#### [Data for this task]
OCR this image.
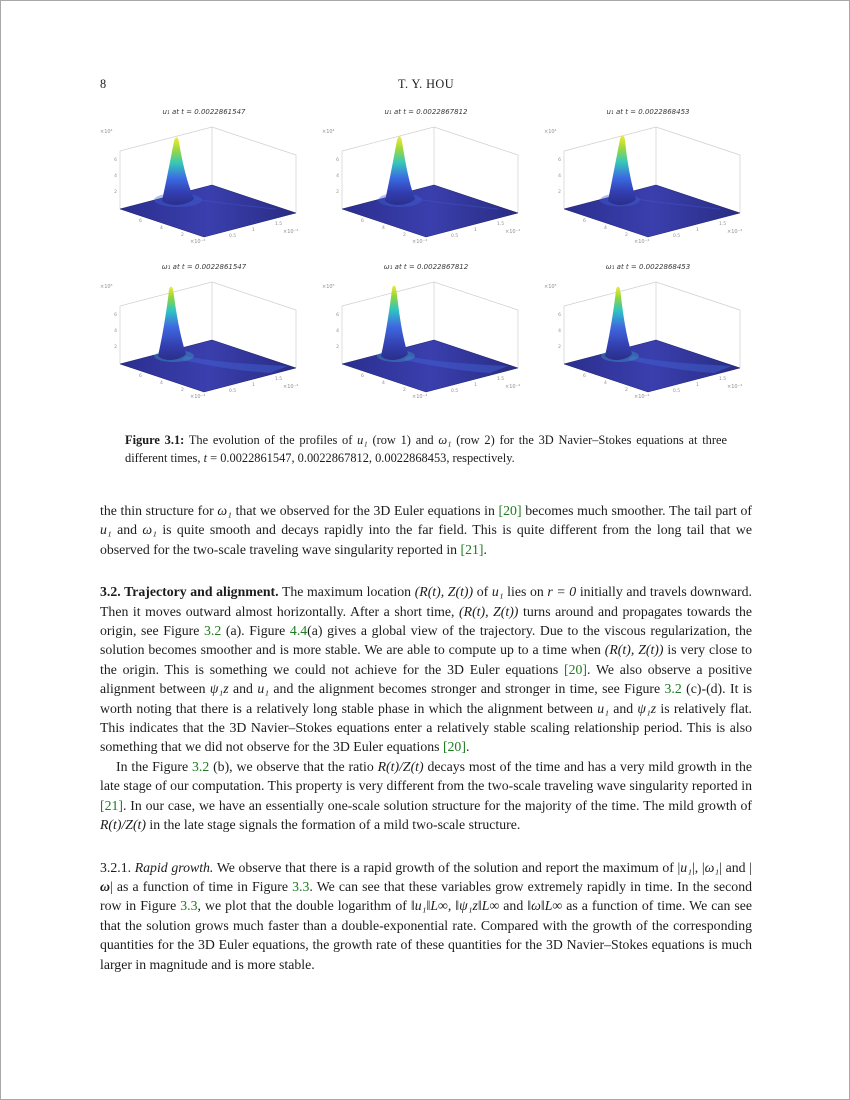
8	T. Y. HOU
u₁ at t = 0.0022861547
×10⁴
6
4
2
6
4
2	0.5
1
1.5
×10⁻⁴
×10⁻⁴
u₁ at t = 0.0022867812
×10⁴
6
4
2
6
4
2	0.5
1
1.5
×10⁻⁴
×10⁻⁴
u₁ at t = 0.0022868453
×10⁴
6
4
2
6
4
2	0.5
1
1.5
×10⁻⁴
×10⁻⁴
ω₁ at t = 0.0022861547
×10⁵
6
4
2
6
4
2	0.5
1
1.5
×10⁻⁴
×10⁻⁴
ω₁ at t = 0.0022867812
×10⁵
6
4
2
6
4
2	0.5
1
1.5
×10⁻⁴
×10⁻⁴
ω₁ at t = 0.0022868453
×10⁵
6
4
2
6
4
2	0.5
1
1.5
×10⁻⁴
×10⁻⁴
Figure 3.1: The evolution of the profiles of u₁ (row 1) and ω₁ (row 2) for the 3D Navier–Stokes equations at three different times, t = 0.0022861547, 0.0022867812, 0.0022868453, respectively.

the thin structure for ω₁ that we observed for the 3D Euler equations in [20] becomes much smoother. The tail part of u₁ and ω₁ is quite smooth and decays rapidly into the far field. This is quite different from the long tail that we observed for the two-scale traveling wave singularity reported in [21].

3.2. Trajectory and alignment. The maximum location (R(t), Z(t)) of u₁ lies on r = 0 initially and travels downward. Then it moves outward almost horizontally. After a short time, (R(t), Z(t)) turns around and propagates towards the origin, see Figure 3.2 (a). Figure 4.4(a) gives a global view of the trajectory. Due to the viscous regularization, the solution becomes smoother and is more stable. We are able to compute up to a time when (R(t), Z(t)) is very close to the origin. This is something we could not achieve for the 3D Euler equations [20]. We also observe a positive alignment between ψ₁z and u₁ and the alignment becomes stronger and stronger in time, see Figure 3.2 (c)-(d). It is worth noting that there is a relatively long stable phase in which the alignment between u₁ and ψ₁z is relatively flat. This indicates that the 3D Navier–Stokes equations enter a relatively stable scaling relationship period. This is also something that we did not observe for the 3D Euler equations [20].

In the Figure 3.2 (b), we observe that the ratio R(t)/Z(t) decays most of the time and has a very mild growth in the late stage of our computation. This property is very different from the two-scale traveling wave singularity reported in [21]. In our case, we have an essentially one-scale solution structure for the majority of the time. The mild growth of R(t)/Z(t) in the late stage signals the formation of a mild two-scale structure.

3.2.1. Rapid growth. We observe that there is a rapid growth of the solution and report the maximum of |u₁|, |ω₁| and |ω| as a function of time in Figure 3.3. We can see that these variables grow extremely rapidly in time. In the second row in Figure 3.3, we plot that the double logarithm of ‖u₁‖L∞, ‖ψ₁z‖L∞ and ‖ω‖L∞ as a function of time. We can see that the solution grows much faster than a double-exponential rate. Compared with the growth of the corresponding quantities for the 3D Euler equations, the growth rate of these quantities for the 3D Navier–Stokes equations is much larger in magnitude and is more stable.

#### [Your objective]
In your copy of the records, include no pictures; repeat everything else exactly.

#### [Problem solution]
OCR this image.
8	T. Y. HOU
u₁ at t = 0.0022861547
×10⁴
6
4
2
6
4
2	0.5
1
1.5
×10⁻⁴
×10⁻⁴
u₁ at t = 0.0022867812
×10⁴
6
4
2
6
4
2	0.5
1
1.5
×10⁻⁴
×10⁻⁴
u₁ at t = 0.0022868453
×10⁴
6
4
2
6
4
2	0.5
1
1.5
×10⁻⁴
×10⁻⁴
ω₁ at t = 0.0022861547
×10⁵
6
4
2
6
4
2	0.5
1
1.5
×10⁻⁴
×10⁻⁴
ω₁ at t = 0.0022867812
×10⁵
6
4
2
6
4
2	0.5
1
1.5
×10⁻⁴
×10⁻⁴
ω₁ at t = 0.0022868453
×10⁵
6
4
2
6
4
2	0.5
1
1.5
×10⁻⁴
×10⁻⁴
Figure 3.1: The evolution of the profiles of u₁ (row 1) and ω₁ (row 2) for the 3D Navier–Stokes equations at three different times, t = 0.0022861547, 0.0022867812, 0.0022868453, respectively.

the thin structure for ω₁ that we observed for the 3D Euler equations in [20] becomes much smoother. The tail part of u₁ and ω₁ is quite smooth and decays rapidly into the far field. This is quite different from the long tail that we observed for the two-scale traveling wave singularity reported in [21].

3.2. Trajectory and alignment. The maximum location (R(t), Z(t)) of u₁ lies on r = 0 initially and travels downward. Then it moves outward almost horizontally. After a short time, (R(t), Z(t)) turns around and propagates towards the origin, see Figure 3.2 (a). Figure 4.4(a) gives a global view of the trajectory. Due to the viscous regularization, the solution becomes smoother and is more stable. We are able to compute up to a time when (R(t), Z(t)) is very close to the origin. This is something we could not achieve for the 3D Euler equations [20]. We also observe a positive alignment between ψ₁z and u₁ and the alignment becomes stronger and stronger in time, see Figure 3.2 (c)-(d). It is worth noting that there is a relatively long stable phase in which the alignment between u₁ and ψ₁z is relatively flat. This indicates that the 3D Navier–Stokes equations enter a relatively stable scaling relationship period. This is also something that we did not observe for the 3D Euler equations [20].

In the Figure 3.2 (b), we observe that the ratio R(t)/Z(t) decays most of the time and has a very mild growth in the late stage of our computation. This property is very different from the two-scale traveling wave singularity reported in [21]. In our case, we have an essentially one-scale solution structure for the majority of the time. The mild growth of R(t)/Z(t) in the late stage signals the formation of a mild two-scale structure.

3.2.1. Rapid growth. We observe that there is a rapid growth of the solution and report the maximum of |u₁|, |ω₁| and |ω| as a function of time in Figure 3.3. We can see that these variables grow extremely rapidly in time. In the second row in Figure 3.3, we plot that the double logarithm of ‖u₁‖L∞, ‖ψ₁z‖L∞ and ‖ω‖L∞ as a function of time. We can see that the solution grows much faster than a double-exponential rate. Compared with the growth of the corresponding quantities for the 3D Euler equations, the growth rate of these quantities for the 3D Navier–Stokes equations is much larger in magnitude and is more stable.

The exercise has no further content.